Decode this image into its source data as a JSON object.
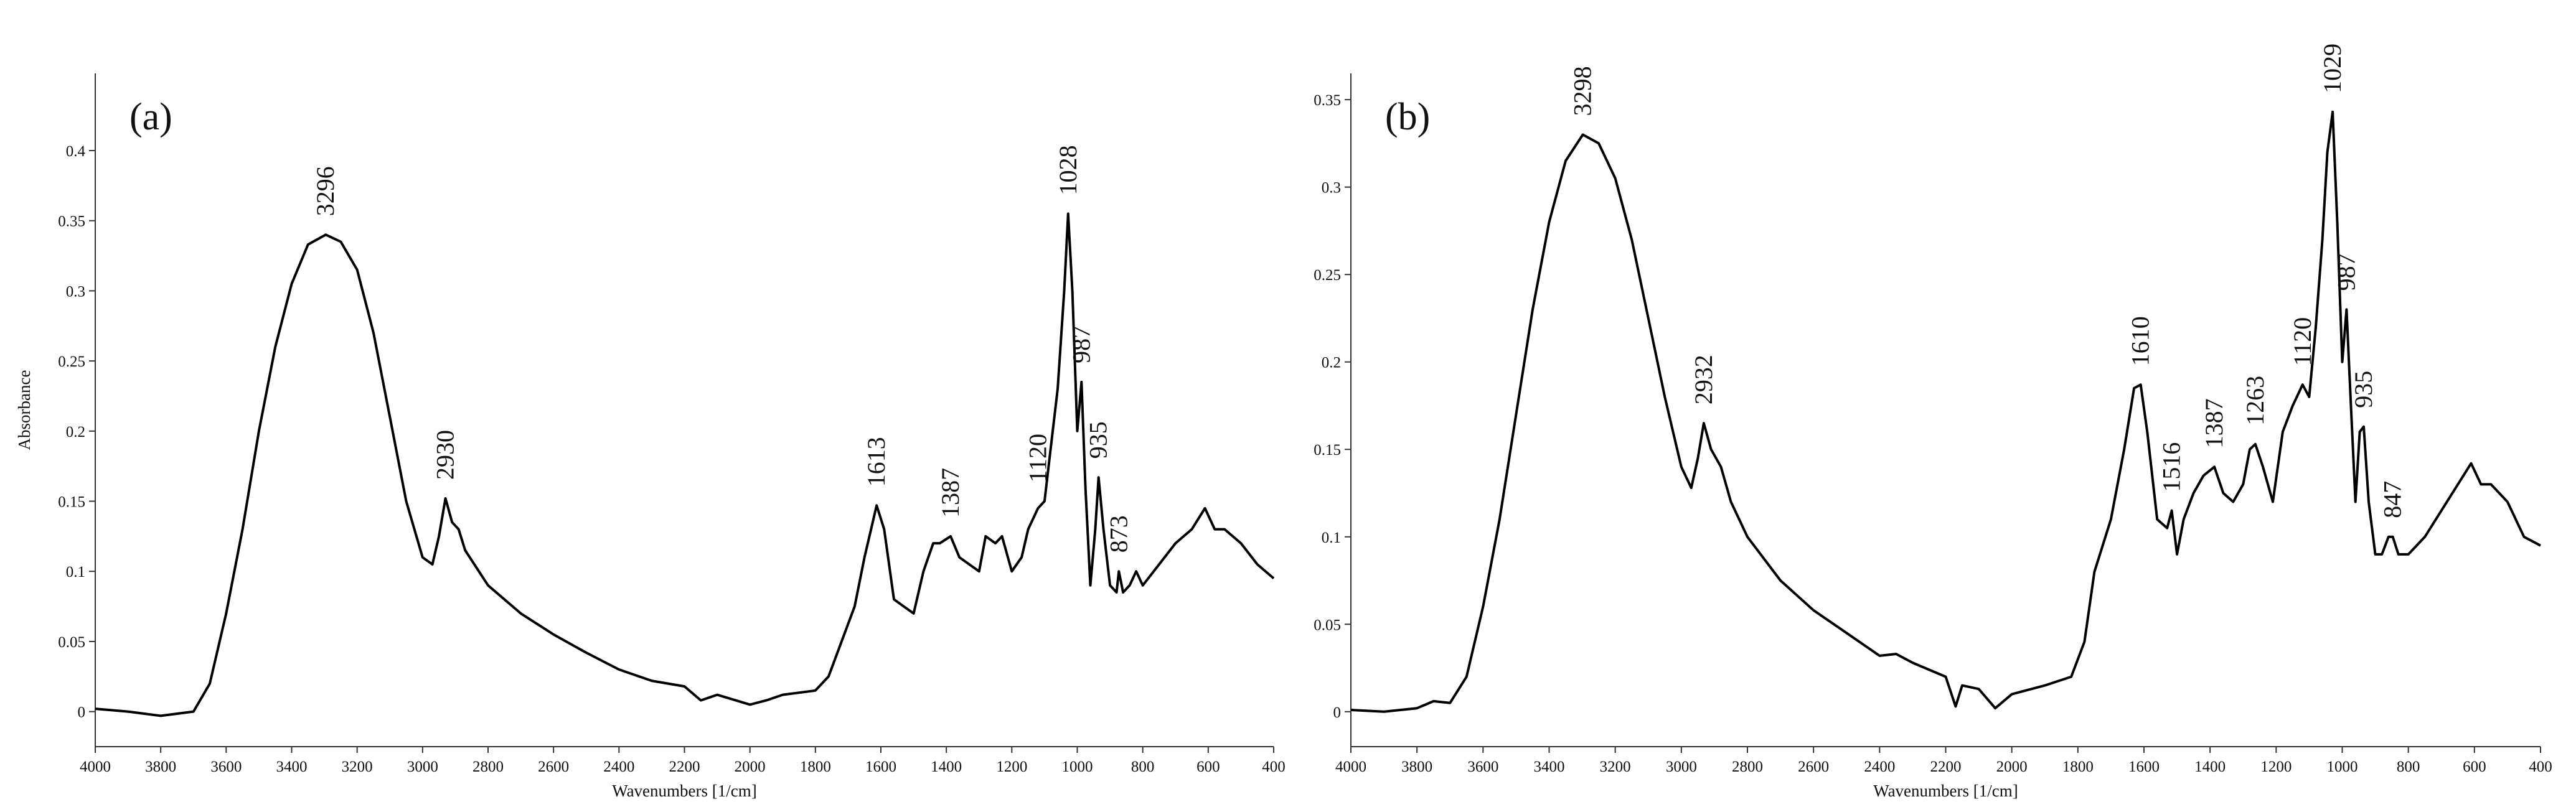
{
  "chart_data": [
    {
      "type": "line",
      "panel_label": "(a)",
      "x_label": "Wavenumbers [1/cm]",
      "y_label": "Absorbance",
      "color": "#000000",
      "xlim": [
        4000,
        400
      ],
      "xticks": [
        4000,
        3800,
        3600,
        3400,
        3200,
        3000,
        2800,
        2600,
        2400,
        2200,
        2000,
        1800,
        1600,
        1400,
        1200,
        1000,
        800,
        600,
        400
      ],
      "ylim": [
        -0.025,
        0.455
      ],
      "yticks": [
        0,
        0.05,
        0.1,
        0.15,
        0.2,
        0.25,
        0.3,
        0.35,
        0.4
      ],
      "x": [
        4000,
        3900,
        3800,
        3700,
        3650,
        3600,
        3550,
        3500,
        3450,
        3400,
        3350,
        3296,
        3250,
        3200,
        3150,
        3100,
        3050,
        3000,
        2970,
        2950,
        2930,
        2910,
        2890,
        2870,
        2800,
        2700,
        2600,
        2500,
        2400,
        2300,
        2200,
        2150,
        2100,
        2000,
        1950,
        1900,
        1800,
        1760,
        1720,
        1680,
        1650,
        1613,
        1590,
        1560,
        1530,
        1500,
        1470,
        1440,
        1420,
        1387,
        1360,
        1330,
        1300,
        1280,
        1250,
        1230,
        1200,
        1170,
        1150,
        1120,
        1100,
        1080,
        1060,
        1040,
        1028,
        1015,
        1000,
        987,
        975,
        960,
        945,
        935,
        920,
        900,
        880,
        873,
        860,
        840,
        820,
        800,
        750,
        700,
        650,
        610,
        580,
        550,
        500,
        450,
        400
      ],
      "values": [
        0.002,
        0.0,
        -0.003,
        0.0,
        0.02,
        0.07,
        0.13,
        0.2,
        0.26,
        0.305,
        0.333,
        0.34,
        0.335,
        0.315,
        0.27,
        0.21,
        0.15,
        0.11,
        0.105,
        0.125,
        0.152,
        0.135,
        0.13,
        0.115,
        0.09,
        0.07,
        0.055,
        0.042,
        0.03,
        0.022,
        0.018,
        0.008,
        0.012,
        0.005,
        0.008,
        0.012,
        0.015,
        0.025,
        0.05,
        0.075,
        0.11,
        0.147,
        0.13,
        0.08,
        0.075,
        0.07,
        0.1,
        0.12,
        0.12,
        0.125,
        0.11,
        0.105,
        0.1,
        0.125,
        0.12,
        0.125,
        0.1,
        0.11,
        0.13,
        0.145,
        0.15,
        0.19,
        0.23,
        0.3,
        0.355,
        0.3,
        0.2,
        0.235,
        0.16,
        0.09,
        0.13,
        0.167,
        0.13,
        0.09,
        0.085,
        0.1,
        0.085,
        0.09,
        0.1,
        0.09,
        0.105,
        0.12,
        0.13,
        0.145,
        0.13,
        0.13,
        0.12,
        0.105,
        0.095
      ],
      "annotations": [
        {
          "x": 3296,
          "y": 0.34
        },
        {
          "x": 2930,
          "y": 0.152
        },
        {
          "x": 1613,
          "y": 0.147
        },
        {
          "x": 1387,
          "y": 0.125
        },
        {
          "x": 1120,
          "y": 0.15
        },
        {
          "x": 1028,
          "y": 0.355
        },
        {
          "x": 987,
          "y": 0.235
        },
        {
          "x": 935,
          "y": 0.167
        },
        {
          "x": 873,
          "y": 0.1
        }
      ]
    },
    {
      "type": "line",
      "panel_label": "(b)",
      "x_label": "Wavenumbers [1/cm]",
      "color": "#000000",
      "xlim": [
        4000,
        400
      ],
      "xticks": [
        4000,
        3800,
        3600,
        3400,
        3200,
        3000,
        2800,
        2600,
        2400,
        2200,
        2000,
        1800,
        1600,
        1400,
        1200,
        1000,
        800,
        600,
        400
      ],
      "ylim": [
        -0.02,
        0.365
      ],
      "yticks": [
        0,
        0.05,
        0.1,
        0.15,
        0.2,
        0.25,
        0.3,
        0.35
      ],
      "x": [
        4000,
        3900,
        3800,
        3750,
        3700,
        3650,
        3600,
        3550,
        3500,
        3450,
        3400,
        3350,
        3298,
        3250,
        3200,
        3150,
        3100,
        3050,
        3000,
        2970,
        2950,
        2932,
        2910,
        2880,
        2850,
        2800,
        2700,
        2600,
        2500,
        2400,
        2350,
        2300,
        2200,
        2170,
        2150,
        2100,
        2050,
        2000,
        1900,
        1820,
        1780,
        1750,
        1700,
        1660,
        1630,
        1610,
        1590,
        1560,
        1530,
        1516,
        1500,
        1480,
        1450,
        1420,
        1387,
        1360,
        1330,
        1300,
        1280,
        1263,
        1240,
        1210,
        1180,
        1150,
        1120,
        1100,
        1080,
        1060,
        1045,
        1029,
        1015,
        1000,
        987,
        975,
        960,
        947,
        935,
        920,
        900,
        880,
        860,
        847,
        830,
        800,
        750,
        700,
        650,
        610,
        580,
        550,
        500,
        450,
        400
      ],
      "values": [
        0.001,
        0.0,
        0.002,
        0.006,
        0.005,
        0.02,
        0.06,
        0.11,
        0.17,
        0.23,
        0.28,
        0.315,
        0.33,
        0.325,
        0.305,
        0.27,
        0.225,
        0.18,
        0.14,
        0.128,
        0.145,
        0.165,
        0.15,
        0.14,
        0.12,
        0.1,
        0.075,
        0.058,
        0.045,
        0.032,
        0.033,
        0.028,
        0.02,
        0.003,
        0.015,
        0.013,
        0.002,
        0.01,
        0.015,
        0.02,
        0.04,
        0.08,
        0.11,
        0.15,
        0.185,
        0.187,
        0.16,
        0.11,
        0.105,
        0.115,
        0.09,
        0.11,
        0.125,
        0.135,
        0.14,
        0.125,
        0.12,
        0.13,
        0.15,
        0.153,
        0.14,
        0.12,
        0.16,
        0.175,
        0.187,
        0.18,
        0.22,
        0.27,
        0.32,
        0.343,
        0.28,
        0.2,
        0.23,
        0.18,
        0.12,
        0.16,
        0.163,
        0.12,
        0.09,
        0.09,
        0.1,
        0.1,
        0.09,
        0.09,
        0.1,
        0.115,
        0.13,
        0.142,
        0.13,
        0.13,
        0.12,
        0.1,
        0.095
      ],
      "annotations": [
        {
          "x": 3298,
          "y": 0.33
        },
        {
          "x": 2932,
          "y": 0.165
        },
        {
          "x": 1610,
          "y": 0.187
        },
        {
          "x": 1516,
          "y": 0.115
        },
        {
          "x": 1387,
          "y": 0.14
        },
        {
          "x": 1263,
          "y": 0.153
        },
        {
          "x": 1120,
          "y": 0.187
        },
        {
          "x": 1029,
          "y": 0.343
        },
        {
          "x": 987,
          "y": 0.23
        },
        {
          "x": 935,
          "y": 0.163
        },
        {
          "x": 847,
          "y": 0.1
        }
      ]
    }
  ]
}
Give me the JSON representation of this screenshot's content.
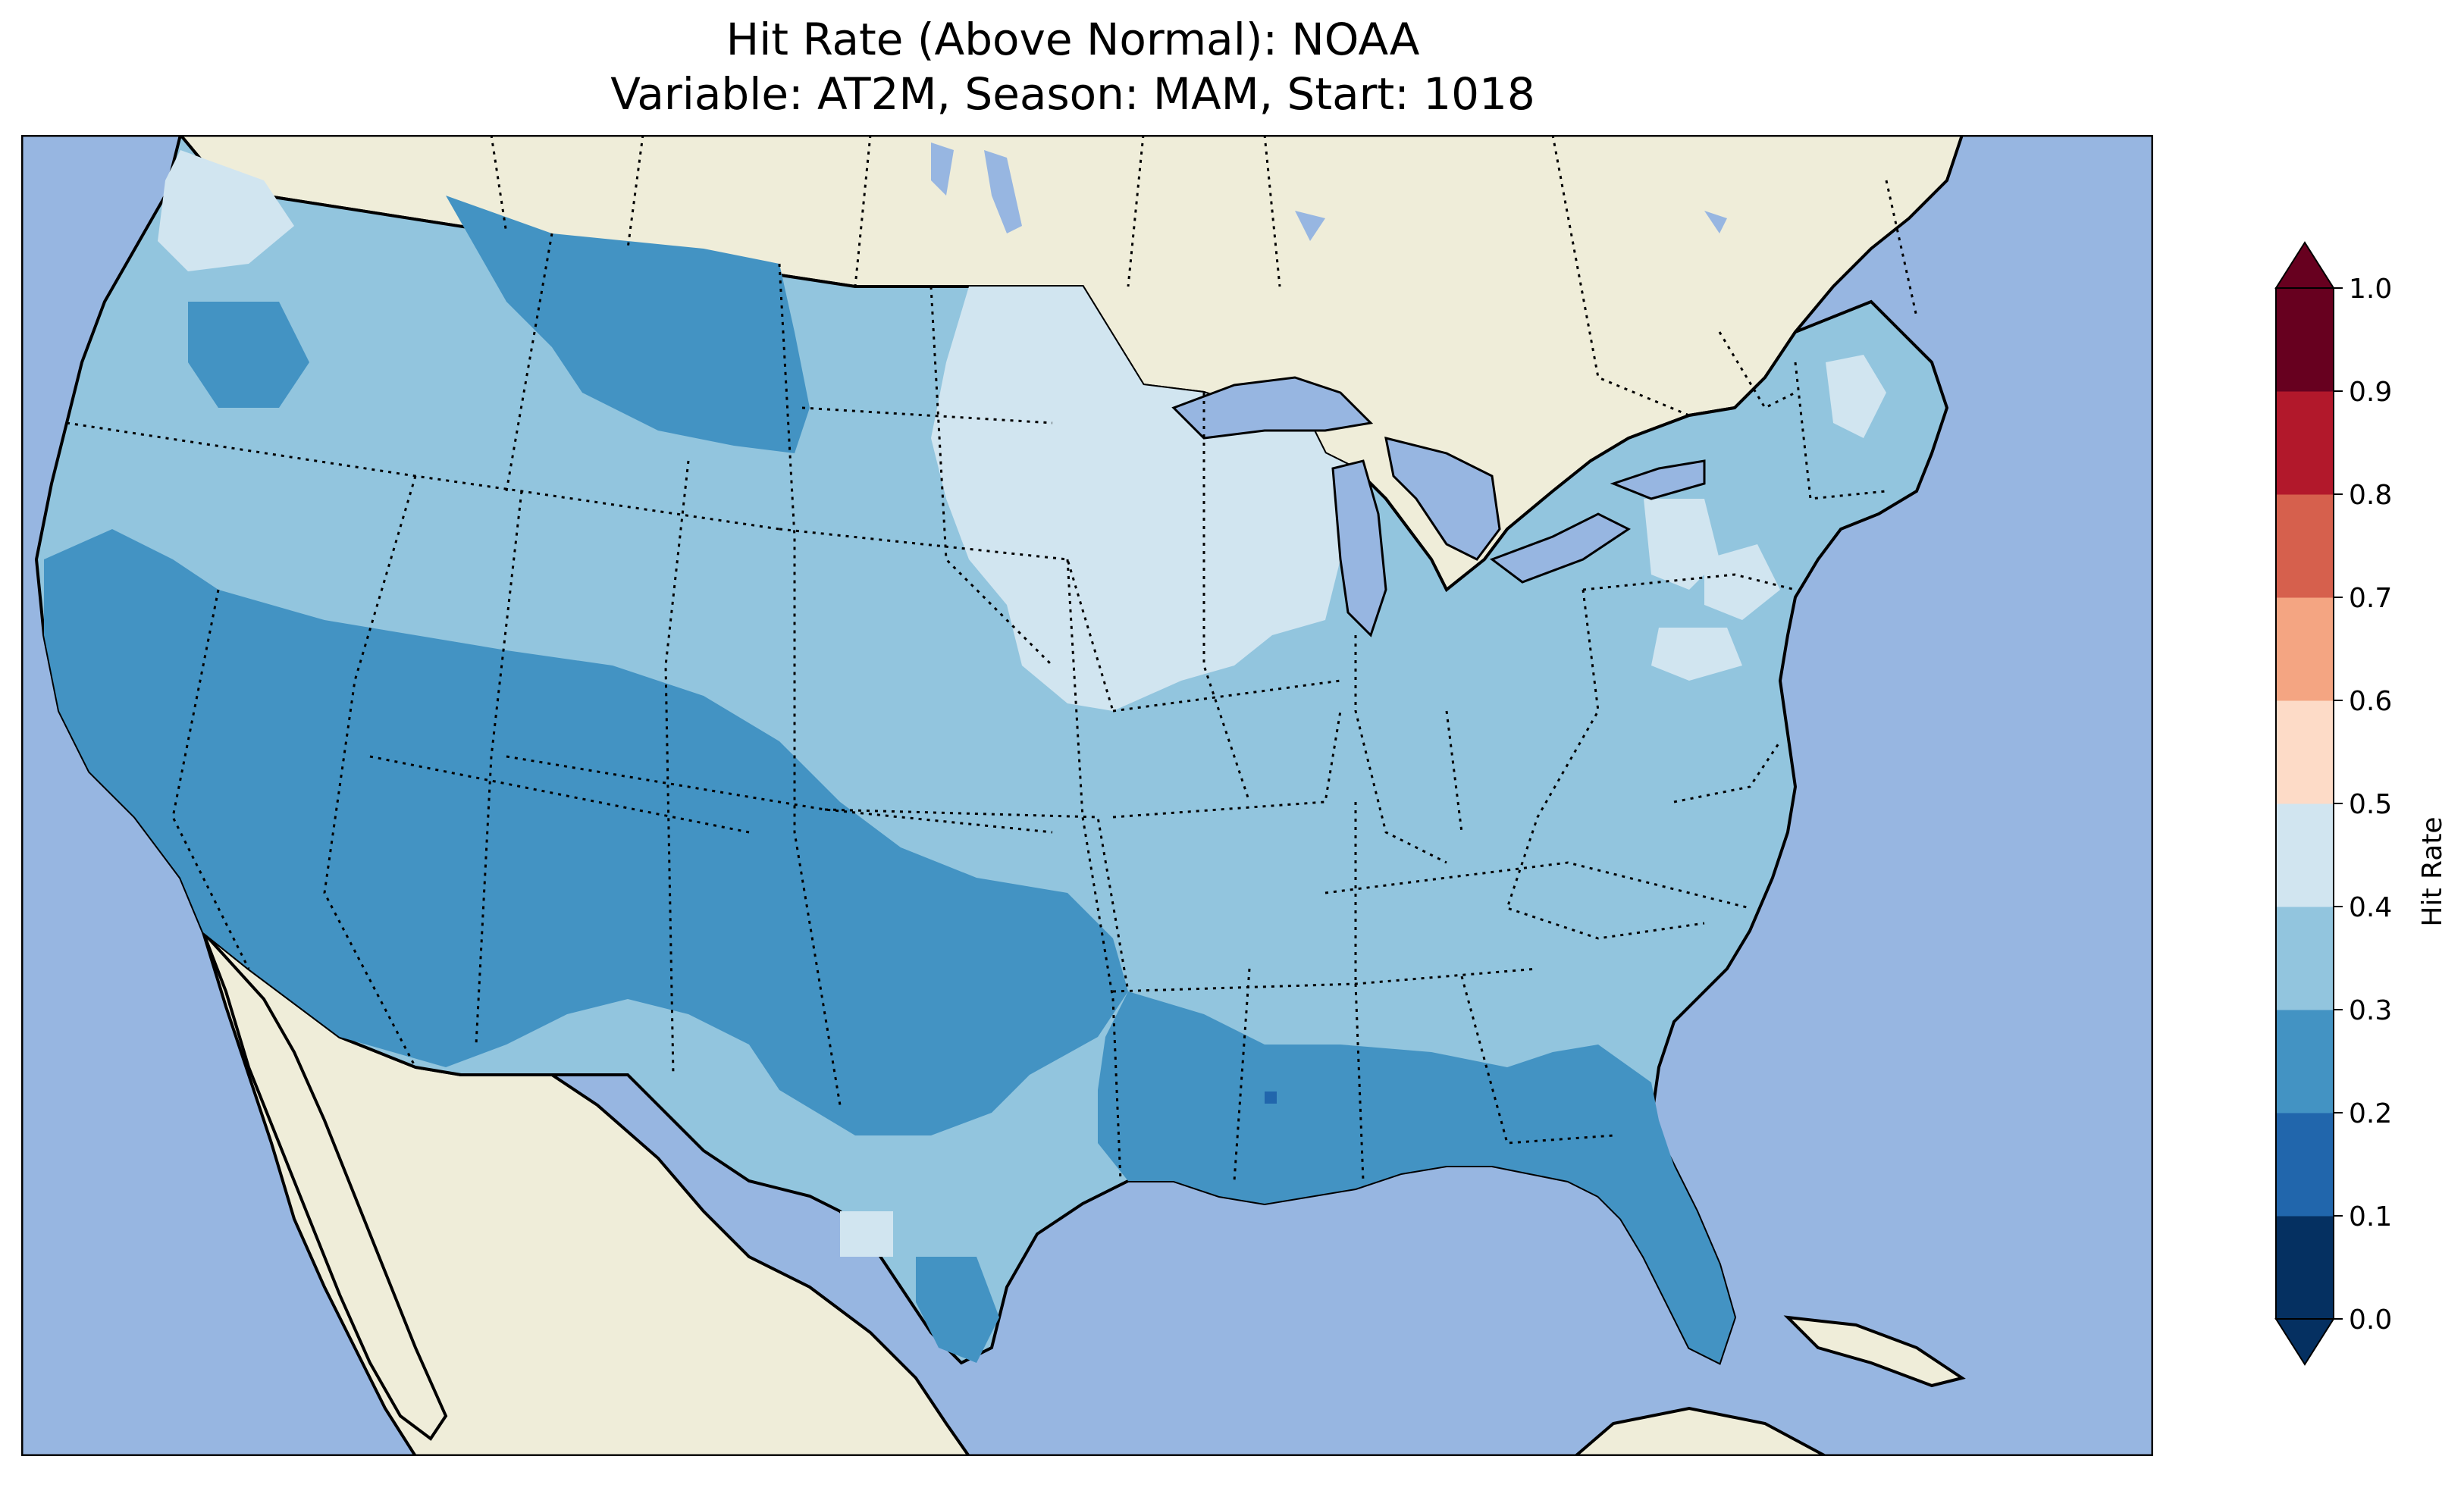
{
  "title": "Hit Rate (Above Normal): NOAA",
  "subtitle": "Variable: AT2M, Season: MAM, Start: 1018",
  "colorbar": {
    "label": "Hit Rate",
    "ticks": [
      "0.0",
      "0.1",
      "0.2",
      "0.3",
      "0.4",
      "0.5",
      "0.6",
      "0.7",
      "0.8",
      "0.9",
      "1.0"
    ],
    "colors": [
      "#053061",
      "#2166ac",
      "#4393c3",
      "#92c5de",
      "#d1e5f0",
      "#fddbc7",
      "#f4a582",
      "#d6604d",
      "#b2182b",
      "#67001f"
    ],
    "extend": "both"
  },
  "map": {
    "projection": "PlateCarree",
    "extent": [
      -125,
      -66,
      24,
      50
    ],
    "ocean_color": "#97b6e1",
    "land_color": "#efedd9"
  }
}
---+---
Given exercise:
Retype exactly the lines from the one containing "Give me the" through the last line of the records above, both included, and leave out any pictures.

The response:
Give me the JSON representation of this screenshot's content.
{
  "title": "Hit Rate (Above Normal): NOAA",
  "subtitle": "Variable: AT2M, Season: MAM, Start: 1018",
  "colorbar": {
    "label": "Hit Rate",
    "ticks": [
      "0.0",
      "0.1",
      "0.2",
      "0.3",
      "0.4",
      "0.5",
      "0.6",
      "0.7",
      "0.8",
      "0.9",
      "1.0"
    ],
    "colors": [
      "#053061",
      "#2166ac",
      "#4393c3",
      "#92c5de",
      "#d1e5f0",
      "#fddbc7",
      "#f4a582",
      "#d6604d",
      "#b2182b",
      "#67001f"
    ],
    "extend": "both"
  },
  "map": {
    "projection": "PlateCarree",
    "extent": [
      -125,
      -66,
      24,
      50
    ],
    "ocean_color": "#97b6e1",
    "land_color": "#efedd9"
  }
}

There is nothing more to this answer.